Problem statement |
Would you quote the material below in full and unchanged?

<<<<

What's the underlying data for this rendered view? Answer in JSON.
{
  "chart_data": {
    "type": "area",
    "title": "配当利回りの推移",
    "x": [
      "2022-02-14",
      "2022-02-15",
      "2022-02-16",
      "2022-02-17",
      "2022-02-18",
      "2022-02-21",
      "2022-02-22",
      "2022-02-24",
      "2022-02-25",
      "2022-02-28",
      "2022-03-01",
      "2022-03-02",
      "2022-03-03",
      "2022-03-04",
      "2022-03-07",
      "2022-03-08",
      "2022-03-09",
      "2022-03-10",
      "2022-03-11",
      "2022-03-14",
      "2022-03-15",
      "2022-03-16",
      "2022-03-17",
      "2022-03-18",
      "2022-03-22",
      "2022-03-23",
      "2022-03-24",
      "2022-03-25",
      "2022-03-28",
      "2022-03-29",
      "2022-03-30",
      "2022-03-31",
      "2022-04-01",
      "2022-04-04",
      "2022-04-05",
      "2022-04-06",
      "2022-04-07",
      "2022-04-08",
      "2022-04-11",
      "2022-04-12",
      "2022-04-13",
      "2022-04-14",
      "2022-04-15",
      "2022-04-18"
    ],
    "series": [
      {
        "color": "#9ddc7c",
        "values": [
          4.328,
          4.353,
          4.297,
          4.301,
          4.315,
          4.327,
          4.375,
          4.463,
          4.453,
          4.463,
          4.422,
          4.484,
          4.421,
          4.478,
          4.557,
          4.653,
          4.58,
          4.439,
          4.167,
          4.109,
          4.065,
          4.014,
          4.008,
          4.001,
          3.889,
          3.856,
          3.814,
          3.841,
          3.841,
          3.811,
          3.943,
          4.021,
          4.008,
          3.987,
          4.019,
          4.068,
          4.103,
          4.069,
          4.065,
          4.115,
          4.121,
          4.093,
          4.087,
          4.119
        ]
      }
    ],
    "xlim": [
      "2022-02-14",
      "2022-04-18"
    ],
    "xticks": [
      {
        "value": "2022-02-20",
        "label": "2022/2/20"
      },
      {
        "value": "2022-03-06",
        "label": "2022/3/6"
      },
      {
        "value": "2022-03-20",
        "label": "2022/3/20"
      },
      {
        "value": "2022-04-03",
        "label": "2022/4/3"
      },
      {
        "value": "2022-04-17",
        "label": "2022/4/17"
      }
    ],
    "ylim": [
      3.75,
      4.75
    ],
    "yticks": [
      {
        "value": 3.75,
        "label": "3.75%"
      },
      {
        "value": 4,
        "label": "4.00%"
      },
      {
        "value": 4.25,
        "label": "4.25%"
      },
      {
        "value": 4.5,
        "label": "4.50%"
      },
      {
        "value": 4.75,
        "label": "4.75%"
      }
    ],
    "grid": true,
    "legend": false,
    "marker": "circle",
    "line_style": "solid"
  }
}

>>>>

Response to the task |
What's the underlying data for this rendered view? Answer in JSON.
{
  "chart_data": {
    "type": "area",
    "title": "配当利回りの推移",
    "x": [
      "2022-02-14",
      "2022-02-15",
      "2022-02-16",
      "2022-02-17",
      "2022-02-18",
      "2022-02-21",
      "2022-02-22",
      "2022-02-24",
      "2022-02-25",
      "2022-02-28",
      "2022-03-01",
      "2022-03-02",
      "2022-03-03",
      "2022-03-04",
      "2022-03-07",
      "2022-03-08",
      "2022-03-09",
      "2022-03-10",
      "2022-03-11",
      "2022-03-14",
      "2022-03-15",
      "2022-03-16",
      "2022-03-17",
      "2022-03-18",
      "2022-03-22",
      "2022-03-23",
      "2022-03-24",
      "2022-03-25",
      "2022-03-28",
      "2022-03-29",
      "2022-03-30",
      "2022-03-31",
      "2022-04-01",
      "2022-04-04",
      "2022-04-05",
      "2022-04-06",
      "2022-04-07",
      "2022-04-08",
      "2022-04-11",
      "2022-04-12",
      "2022-04-13",
      "2022-04-14",
      "2022-04-15",
      "2022-04-18"
    ],
    "series": [
      {
        "color": "#9ddc7c",
        "values": [
          4.328,
          4.353,
          4.297,
          4.301,
          4.315,
          4.327,
          4.375,
          4.463,
          4.453,
          4.463,
          4.422,
          4.484,
          4.421,
          4.478,
          4.557,
          4.653,
          4.58,
          4.439,
          4.167,
          4.109,
          4.065,
          4.014,
          4.008,
          4.001,
          3.889,
          3.856,
          3.814,
          3.841,
          3.841,
          3.811,
          3.943,
          4.021,
          4.008,
          3.987,
          4.019,
          4.068,
          4.103,
          4.069,
          4.065,
          4.115,
          4.121,
          4.093,
          4.087,
          4.119
        ]
      }
    ],
    "xlim": [
      "2022-02-14",
      "2022-04-18"
    ],
    "xticks": [
      {
        "value": "2022-02-20",
        "label": "2022/2/20"
      },
      {
        "value": "2022-03-06",
        "label": "2022/3/6"
      },
      {
        "value": "2022-03-20",
        "label": "2022/3/20"
      },
      {
        "value": "2022-04-03",
        "label": "2022/4/3"
      },
      {
        "value": "2022-04-17",
        "label": "2022/4/17"
      }
    ],
    "ylim": [
      3.75,
      4.75
    ],
    "yticks": [
      {
        "value": 3.75,
        "label": "3.75%"
      },
      {
        "value": 4,
        "label": "4.00%"
      },
      {
        "value": 4.25,
        "label": "4.25%"
      },
      {
        "value": 4.5,
        "label": "4.50%"
      },
      {
        "value": 4.75,
        "label": "4.75%"
      }
    ],
    "grid": true,
    "legend": false,
    "marker": "circle",
    "line_style": "solid"
  }
}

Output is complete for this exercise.